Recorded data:
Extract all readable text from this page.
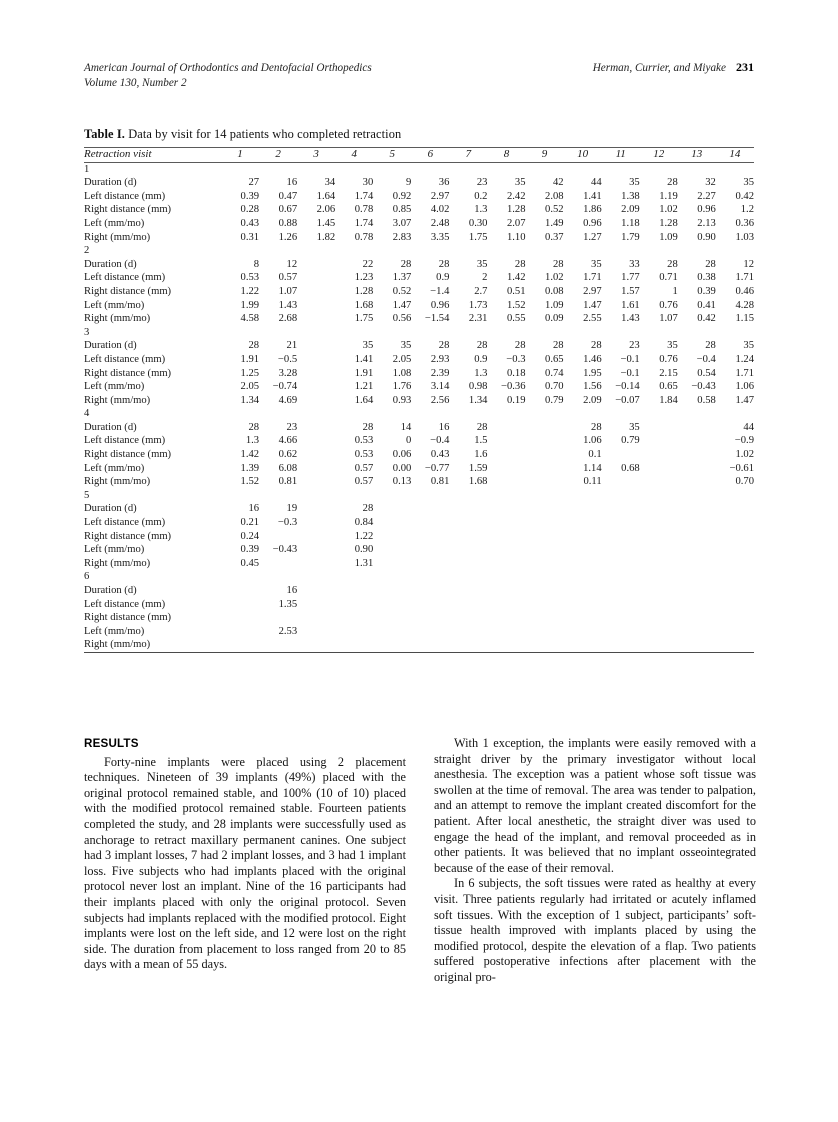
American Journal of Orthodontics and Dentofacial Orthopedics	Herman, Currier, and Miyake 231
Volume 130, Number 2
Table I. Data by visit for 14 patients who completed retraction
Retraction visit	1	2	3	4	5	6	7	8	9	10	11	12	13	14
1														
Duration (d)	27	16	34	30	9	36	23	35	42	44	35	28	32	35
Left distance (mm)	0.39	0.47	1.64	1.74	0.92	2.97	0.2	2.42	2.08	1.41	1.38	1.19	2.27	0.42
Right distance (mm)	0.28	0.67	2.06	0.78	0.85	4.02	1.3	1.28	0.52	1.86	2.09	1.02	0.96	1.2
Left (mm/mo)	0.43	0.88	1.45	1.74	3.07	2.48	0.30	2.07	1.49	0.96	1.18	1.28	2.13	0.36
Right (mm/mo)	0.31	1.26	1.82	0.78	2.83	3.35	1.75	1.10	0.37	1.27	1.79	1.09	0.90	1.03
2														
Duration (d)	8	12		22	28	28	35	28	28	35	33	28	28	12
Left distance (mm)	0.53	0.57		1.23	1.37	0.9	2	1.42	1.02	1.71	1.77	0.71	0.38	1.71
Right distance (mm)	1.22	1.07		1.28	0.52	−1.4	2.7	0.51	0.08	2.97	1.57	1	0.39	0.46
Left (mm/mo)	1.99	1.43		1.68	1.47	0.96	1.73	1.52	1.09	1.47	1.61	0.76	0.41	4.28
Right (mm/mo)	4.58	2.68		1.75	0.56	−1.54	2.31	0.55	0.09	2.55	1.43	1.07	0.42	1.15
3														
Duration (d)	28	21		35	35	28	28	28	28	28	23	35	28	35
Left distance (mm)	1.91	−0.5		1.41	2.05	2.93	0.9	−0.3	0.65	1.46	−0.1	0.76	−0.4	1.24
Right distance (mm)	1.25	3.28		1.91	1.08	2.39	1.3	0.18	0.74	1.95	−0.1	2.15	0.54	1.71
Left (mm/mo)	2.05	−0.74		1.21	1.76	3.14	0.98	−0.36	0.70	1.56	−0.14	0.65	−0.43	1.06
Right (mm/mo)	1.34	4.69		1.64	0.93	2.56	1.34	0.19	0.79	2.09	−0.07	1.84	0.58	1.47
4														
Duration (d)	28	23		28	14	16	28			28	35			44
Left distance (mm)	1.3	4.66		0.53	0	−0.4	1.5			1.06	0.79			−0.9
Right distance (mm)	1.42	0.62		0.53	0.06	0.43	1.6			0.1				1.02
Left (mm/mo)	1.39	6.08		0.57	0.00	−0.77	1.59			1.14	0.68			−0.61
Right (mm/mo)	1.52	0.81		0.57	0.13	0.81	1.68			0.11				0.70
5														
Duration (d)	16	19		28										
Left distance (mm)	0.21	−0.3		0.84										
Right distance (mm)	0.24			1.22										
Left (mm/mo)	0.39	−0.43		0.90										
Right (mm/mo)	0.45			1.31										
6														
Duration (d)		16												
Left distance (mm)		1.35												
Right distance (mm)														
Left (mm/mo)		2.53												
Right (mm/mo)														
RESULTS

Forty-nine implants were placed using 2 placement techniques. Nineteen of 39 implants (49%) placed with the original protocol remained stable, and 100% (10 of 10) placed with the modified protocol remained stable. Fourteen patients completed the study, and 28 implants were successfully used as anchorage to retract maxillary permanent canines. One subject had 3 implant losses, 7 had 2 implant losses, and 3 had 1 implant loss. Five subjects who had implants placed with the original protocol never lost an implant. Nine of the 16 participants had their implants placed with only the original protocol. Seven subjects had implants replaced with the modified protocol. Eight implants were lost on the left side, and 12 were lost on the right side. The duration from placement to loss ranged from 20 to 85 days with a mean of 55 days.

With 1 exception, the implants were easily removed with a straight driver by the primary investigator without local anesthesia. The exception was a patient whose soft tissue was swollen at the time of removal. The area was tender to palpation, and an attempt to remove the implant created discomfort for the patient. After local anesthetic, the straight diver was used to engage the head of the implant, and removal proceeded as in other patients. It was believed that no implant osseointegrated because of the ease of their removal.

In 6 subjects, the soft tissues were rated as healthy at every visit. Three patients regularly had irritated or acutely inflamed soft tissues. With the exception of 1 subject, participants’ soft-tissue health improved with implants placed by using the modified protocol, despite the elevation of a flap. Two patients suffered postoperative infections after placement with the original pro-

--

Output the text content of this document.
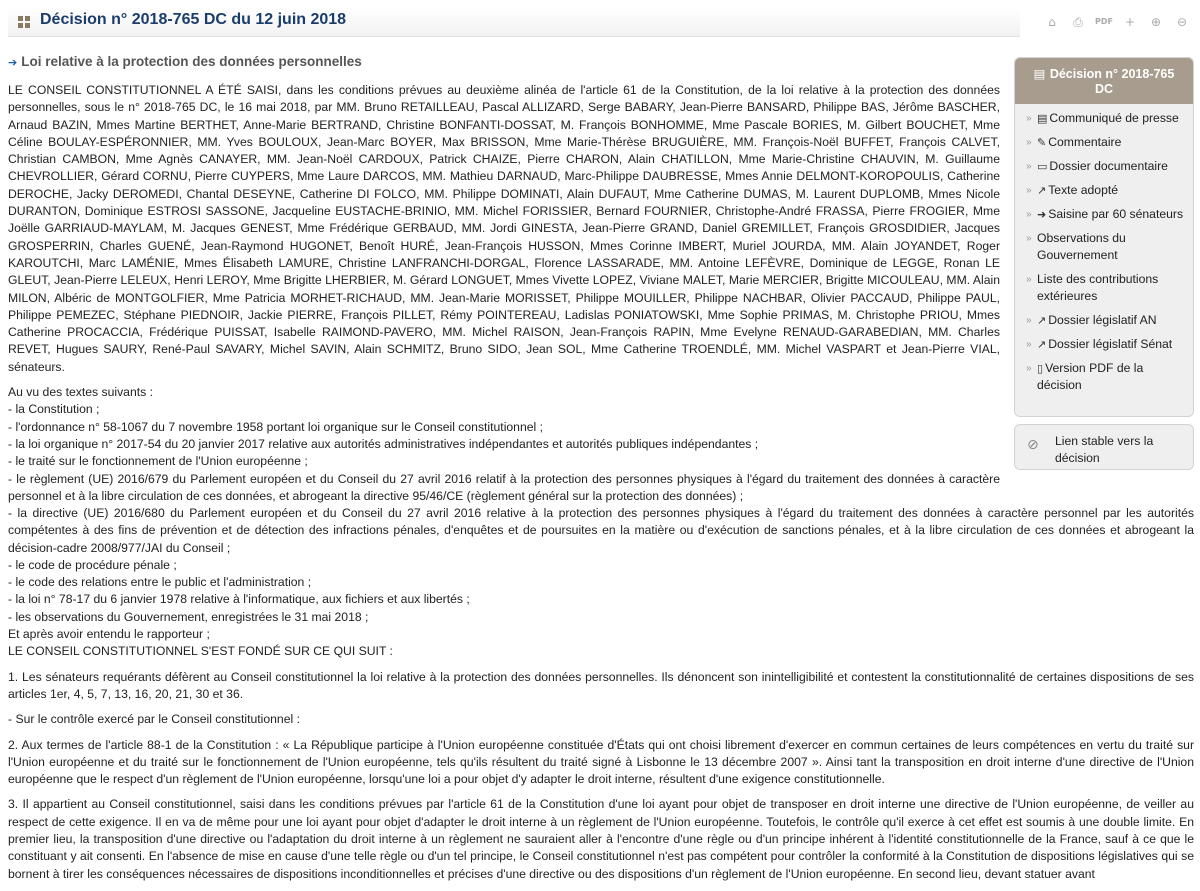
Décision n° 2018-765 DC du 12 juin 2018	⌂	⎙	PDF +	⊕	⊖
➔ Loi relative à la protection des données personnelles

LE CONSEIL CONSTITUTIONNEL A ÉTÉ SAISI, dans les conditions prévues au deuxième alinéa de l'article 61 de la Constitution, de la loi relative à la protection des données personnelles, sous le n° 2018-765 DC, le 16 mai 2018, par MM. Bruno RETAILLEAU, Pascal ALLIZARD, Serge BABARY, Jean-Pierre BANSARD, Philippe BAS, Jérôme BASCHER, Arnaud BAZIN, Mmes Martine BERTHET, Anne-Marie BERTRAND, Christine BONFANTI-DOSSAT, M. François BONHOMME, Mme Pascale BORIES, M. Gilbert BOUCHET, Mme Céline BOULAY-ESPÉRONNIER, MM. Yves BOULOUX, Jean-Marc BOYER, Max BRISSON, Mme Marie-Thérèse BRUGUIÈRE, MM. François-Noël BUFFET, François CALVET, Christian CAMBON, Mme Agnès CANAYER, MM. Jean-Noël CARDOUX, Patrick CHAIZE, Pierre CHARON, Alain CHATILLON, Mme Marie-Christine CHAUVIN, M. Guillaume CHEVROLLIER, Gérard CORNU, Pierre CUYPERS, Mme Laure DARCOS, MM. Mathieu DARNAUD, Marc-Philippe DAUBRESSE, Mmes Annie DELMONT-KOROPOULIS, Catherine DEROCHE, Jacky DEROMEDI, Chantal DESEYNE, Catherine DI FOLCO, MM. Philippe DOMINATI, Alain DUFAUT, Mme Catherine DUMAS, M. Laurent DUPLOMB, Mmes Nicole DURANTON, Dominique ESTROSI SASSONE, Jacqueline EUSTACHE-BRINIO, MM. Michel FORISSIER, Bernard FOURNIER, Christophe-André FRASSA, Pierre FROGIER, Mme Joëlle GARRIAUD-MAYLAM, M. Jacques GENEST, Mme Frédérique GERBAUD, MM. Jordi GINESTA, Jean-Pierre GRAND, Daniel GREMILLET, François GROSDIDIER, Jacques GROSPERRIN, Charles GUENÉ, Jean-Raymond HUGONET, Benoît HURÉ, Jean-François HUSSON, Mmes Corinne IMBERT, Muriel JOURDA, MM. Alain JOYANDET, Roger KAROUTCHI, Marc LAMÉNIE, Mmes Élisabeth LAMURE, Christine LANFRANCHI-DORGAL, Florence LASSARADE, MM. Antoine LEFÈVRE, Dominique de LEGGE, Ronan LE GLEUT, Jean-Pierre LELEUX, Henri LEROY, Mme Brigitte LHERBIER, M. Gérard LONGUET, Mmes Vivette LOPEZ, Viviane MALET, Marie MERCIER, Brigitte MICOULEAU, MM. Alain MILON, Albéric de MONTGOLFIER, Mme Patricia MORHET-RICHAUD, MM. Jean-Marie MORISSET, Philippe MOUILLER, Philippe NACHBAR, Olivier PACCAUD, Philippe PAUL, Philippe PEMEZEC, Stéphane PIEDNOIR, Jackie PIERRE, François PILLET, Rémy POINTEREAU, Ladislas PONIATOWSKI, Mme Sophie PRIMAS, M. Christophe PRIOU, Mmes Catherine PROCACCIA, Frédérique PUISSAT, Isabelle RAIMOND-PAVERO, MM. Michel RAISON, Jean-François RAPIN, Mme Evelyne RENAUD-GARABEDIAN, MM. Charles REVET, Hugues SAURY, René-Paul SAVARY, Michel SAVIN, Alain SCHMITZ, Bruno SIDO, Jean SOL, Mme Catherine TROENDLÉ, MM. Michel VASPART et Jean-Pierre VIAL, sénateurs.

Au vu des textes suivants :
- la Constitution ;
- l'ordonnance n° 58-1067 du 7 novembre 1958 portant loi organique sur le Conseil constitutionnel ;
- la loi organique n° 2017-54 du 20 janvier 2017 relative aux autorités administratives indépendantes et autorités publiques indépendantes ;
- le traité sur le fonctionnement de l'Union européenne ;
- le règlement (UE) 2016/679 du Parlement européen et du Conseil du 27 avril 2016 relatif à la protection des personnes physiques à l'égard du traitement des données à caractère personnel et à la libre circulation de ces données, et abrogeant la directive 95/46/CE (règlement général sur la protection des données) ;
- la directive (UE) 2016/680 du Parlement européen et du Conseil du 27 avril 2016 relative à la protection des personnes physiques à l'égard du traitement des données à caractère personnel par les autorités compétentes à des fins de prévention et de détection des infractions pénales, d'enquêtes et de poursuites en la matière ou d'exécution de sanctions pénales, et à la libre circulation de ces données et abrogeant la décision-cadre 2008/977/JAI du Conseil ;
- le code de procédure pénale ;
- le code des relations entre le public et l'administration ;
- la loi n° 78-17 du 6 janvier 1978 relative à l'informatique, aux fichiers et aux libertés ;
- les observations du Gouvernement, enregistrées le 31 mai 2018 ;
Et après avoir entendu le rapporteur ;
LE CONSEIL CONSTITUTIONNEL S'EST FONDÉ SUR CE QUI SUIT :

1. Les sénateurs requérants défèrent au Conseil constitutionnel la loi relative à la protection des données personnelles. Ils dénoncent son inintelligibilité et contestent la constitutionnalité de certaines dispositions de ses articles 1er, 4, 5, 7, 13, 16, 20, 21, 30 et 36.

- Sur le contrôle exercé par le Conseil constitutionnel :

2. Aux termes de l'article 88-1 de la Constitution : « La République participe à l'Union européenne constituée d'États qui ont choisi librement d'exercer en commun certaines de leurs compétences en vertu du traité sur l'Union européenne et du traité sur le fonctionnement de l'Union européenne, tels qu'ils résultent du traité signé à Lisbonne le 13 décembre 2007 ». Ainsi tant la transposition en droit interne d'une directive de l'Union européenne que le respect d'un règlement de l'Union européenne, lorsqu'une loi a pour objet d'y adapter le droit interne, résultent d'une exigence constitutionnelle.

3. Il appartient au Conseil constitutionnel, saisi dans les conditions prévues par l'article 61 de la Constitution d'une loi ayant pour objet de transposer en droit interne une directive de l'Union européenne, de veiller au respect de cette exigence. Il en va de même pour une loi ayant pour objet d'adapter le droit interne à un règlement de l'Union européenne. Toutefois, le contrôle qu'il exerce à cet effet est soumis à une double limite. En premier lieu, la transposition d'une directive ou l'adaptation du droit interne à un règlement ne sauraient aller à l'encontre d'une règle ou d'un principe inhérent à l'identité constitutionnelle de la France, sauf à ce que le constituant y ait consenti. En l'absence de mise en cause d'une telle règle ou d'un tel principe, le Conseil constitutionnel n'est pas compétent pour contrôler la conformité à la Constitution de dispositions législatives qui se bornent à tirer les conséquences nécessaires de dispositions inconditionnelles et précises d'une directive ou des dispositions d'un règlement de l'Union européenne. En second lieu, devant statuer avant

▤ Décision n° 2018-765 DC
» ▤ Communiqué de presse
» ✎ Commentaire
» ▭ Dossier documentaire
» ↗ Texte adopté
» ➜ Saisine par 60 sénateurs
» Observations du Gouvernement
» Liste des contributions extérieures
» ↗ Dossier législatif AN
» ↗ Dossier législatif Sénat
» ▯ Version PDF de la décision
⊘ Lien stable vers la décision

TASK STATEMENT
Whenever a line above includes the string "organique", copy it.

SOLUTION
- l'ordonnance n° 58-1067 du 7 novembre 1958 portant loi organique sur le Conseil constitutionnel ;
- la loi organique n° 2017-54 du 20 janvier 2017 relative aux autorités administratives indépendantes et autorités publiques indépendantes ;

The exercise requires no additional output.